— Records supplied —

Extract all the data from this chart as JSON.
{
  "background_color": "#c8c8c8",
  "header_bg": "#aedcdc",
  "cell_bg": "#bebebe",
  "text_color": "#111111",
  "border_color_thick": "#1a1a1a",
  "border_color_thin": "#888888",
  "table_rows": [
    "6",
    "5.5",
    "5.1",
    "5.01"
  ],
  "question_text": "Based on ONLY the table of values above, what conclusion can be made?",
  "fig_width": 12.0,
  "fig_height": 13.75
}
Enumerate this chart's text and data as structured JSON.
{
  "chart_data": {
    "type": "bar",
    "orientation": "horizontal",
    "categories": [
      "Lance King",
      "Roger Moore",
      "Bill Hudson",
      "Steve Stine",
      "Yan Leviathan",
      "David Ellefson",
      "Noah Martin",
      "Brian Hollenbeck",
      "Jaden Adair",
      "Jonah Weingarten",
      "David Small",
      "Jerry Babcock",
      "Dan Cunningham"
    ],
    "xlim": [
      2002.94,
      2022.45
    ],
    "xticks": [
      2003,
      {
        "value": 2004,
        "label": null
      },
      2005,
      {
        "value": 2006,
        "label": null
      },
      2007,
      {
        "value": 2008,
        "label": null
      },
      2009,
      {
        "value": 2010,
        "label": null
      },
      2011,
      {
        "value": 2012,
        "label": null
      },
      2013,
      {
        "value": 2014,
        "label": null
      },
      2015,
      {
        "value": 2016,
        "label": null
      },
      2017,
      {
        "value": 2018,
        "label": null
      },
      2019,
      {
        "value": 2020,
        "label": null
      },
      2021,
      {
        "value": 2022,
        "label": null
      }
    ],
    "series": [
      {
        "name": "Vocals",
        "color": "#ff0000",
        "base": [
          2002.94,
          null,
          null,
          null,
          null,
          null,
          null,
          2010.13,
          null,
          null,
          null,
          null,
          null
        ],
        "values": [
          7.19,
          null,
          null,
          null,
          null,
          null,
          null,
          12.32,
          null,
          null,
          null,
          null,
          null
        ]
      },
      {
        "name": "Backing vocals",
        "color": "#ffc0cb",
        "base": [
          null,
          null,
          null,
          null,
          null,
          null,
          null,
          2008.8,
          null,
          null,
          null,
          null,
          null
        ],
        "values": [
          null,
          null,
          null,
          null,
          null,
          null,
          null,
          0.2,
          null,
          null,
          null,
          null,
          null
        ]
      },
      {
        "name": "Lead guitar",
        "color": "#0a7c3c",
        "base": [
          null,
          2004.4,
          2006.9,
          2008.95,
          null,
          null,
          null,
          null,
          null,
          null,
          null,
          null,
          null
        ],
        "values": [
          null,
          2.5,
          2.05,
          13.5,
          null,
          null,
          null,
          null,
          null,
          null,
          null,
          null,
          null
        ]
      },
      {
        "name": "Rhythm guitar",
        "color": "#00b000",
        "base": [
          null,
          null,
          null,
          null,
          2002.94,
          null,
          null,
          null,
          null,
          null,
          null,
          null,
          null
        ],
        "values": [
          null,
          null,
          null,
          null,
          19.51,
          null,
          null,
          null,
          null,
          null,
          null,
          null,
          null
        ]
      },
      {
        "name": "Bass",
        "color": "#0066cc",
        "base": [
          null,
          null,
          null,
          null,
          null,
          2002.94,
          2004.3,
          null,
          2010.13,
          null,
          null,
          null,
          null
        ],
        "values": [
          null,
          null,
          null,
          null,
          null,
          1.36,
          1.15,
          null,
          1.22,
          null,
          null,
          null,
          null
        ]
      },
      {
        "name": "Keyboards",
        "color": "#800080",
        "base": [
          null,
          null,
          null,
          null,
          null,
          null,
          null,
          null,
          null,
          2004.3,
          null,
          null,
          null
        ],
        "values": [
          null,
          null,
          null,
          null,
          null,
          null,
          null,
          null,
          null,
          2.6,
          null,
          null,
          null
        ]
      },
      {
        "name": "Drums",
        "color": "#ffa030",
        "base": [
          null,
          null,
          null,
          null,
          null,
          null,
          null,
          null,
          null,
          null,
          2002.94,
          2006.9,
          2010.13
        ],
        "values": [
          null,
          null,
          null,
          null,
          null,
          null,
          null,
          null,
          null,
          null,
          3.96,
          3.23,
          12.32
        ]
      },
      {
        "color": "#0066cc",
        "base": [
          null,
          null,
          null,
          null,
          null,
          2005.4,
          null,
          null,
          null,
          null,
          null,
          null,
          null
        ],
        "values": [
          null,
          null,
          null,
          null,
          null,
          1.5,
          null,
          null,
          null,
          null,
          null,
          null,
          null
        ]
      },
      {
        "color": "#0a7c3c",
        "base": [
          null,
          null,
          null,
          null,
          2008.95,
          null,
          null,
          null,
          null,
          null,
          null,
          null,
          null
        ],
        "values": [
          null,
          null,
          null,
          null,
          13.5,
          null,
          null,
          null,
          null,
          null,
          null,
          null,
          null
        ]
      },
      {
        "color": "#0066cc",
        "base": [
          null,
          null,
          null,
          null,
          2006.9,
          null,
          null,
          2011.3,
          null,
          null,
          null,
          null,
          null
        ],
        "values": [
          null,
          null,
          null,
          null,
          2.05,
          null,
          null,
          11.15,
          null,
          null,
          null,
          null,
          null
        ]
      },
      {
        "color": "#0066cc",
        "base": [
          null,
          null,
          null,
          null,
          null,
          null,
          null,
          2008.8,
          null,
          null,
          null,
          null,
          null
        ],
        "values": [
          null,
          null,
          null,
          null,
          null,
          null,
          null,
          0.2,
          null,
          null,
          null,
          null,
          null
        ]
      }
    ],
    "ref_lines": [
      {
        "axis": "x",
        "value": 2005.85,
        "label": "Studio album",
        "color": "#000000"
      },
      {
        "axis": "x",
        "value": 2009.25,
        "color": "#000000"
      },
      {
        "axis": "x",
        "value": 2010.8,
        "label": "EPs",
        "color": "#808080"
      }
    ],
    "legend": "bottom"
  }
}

— Exercise brief —
Repeat the material word for word, in full.

— Solution for this task —
Extract all the data from this chart as JSON.
{
  "background_color": "#c8c8c8",
  "header_bg": "#aedcdc",
  "cell_bg": "#bebebe",
  "text_color": "#111111",
  "border_color_thick": "#1a1a1a",
  "border_color_thin": "#888888",
  "table_rows": [
    "6",
    "5.5",
    "5.1",
    "5.01"
  ],
  "question_text": "Based on ONLY the table of values above, what conclusion can be made?",
  "fig_width": 12.0,
  "fig_height": 13.75
}
Enumerate this chart's text and data as structured JSON.
{
  "chart_data": {
    "type": "bar",
    "orientation": "horizontal",
    "categories": [
      "Lance King",
      "Roger Moore",
      "Bill Hudson",
      "Steve Stine",
      "Yan Leviathan",
      "David Ellefson",
      "Noah Martin",
      "Brian Hollenbeck",
      "Jaden Adair",
      "Jonah Weingarten",
      "David Small",
      "Jerry Babcock",
      "Dan Cunningham"
    ],
    "xlim": [
      2002.94,
      2022.45
    ],
    "xticks": [
      2003,
      {
        "value": 2004,
        "label": null
      },
      2005,
      {
        "value": 2006,
        "label": null
      },
      2007,
      {
        "value": 2008,
        "label": null
      },
      2009,
      {
        "value": 2010,
        "label": null
      },
      2011,
      {
        "value": 2012,
        "label": null
      },
      2013,
      {
        "value": 2014,
        "label": null
      },
      2015,
      {
        "value": 2016,
        "label": null
      },
      2017,
      {
        "value": 2018,
        "label": null
      },
      2019,
      {
        "value": 2020,
        "label": null
      },
      2021,
      {
        "value": 2022,
        "label": null
      }
    ],
    "series": [
      {
        "name": "Vocals",
        "color": "#ff0000",
        "base": [
          2002.94,
          null,
          null,
          null,
          null,
          null,
          null,
          2010.13,
          null,
          null,
          null,
          null,
          null
        ],
        "values": [
          7.19,
          null,
          null,
          null,
          null,
          null,
          null,
          12.32,
          null,
          null,
          null,
          null,
          null
        ]
      },
      {
        "name": "Backing vocals",
        "color": "#ffc0cb",
        "base": [
          null,
          null,
          null,
          null,
          null,
          null,
          null,
          2008.8,
          null,
          null,
          null,
          null,
          null
        ],
        "values": [
          null,
          null,
          null,
          null,
          null,
          null,
          null,
          0.2,
          null,
          null,
          null,
          null,
          null
        ]
      },
      {
        "name": "Lead guitar",
        "color": "#0a7c3c",
        "base": [
          null,
          2004.4,
          2006.9,
          2008.95,
          null,
          null,
          null,
          null,
          null,
          null,
          null,
          null,
          null
        ],
        "values": [
          null,
          2.5,
          2.05,
          13.5,
          null,
          null,
          null,
          null,
          null,
          null,
          null,
          null,
          null
        ]
      },
      {
        "name": "Rhythm guitar",
        "color": "#00b000",
        "base": [
          null,
          null,
          null,
          null,
          2002.94,
          null,
          null,
          null,
          null,
          null,
          null,
          null,
          null
        ],
        "values": [
          null,
          null,
          null,
          null,
          19.51,
          null,
          null,
          null,
          null,
          null,
          null,
          null,
          null
        ]
      },
      {
        "name": "Bass",
        "color": "#0066cc",
        "base": [
          null,
          null,
          null,
          null,
          null,
          2002.94,
          2004.3,
          null,
          2010.13,
          null,
          null,
          null,
          null
        ],
        "values": [
          null,
          null,
          null,
          null,
          null,
          1.36,
          1.15,
          null,
          1.22,
          null,
          null,
          null,
          null
        ]
      },
      {
        "name": "Keyboards",
        "color": "#800080",
        "base": [
          null,
          null,
          null,
          null,
          null,
          null,
          null,
          null,
          null,
          2004.3,
          null,
          null,
          null
        ],
        "values": [
          null,
          null,
          null,
          null,
          null,
          null,
          null,
          null,
          null,
          2.6,
          null,
          null,
          null
        ]
      },
      {
        "name": "Drums",
        "color": "#ffa030",
        "base": [
          null,
          null,
          null,
          null,
          null,
          null,
          null,
          null,
          null,
          null,
          2002.94,
          2006.9,
          2010.13
        ],
        "values": [
          null,
          null,
          null,
          null,
          null,
          null,
          null,
          null,
          null,
          null,
          3.96,
          3.23,
          12.32
        ]
      },
      {
        "color": "#0066cc",
        "base": [
          null,
          null,
          null,
          null,
          null,
          2005.4,
          null,
          null,
          null,
          null,
          null,
          null,
          null
        ],
        "values": [
          null,
          null,
          null,
          null,
          null,
          1.5,
          null,
          null,
          null,
          null,
          null,
          null,
          null
        ]
      },
      {
        "color": "#0a7c3c",
        "base": [
          null,
          null,
          null,
          null,
          2008.95,
          null,
          null,
          null,
          null,
          null,
          null,
          null,
          null
        ],
        "values": [
          null,
          null,
          null,
          null,
          13.5,
          null,
          null,
          null,
          null,
          null,
          null,
          null,
          null
        ]
      },
      {
        "color": "#0066cc",
        "base": [
          null,
          null,
          null,
          null,
          2006.9,
          null,
          null,
          2011.3,
          null,
          null,
          null,
          null,
          null
        ],
        "values": [
          null,
          null,
          null,
          null,
          2.05,
          null,
          null,
          11.15,
          null,
          null,
          null,
          null,
          null
        ]
      },
      {
        "color": "#0066cc",
        "base": [
          null,
          null,
          null,
          null,
          null,
          null,
          null,
          2008.8,
          null,
          null,
          null,
          null,
          null
        ],
        "values": [
          null,
          null,
          null,
          null,
          null,
          null,
          null,
          0.2,
          null,
          null,
          null,
          null,
          null
        ]
      }
    ],
    "ref_lines": [
      {
        "axis": "x",
        "value": 2005.85,
        "label": "Studio album",
        "color": "#000000"
      },
      {
        "axis": "x",
        "value": 2009.25,
        "color": "#000000"
      },
      {
        "axis": "x",
        "value": 2010.8,
        "label": "EPs",
        "color": "#808080"
      }
    ],
    "legend": "bottom"
  }
}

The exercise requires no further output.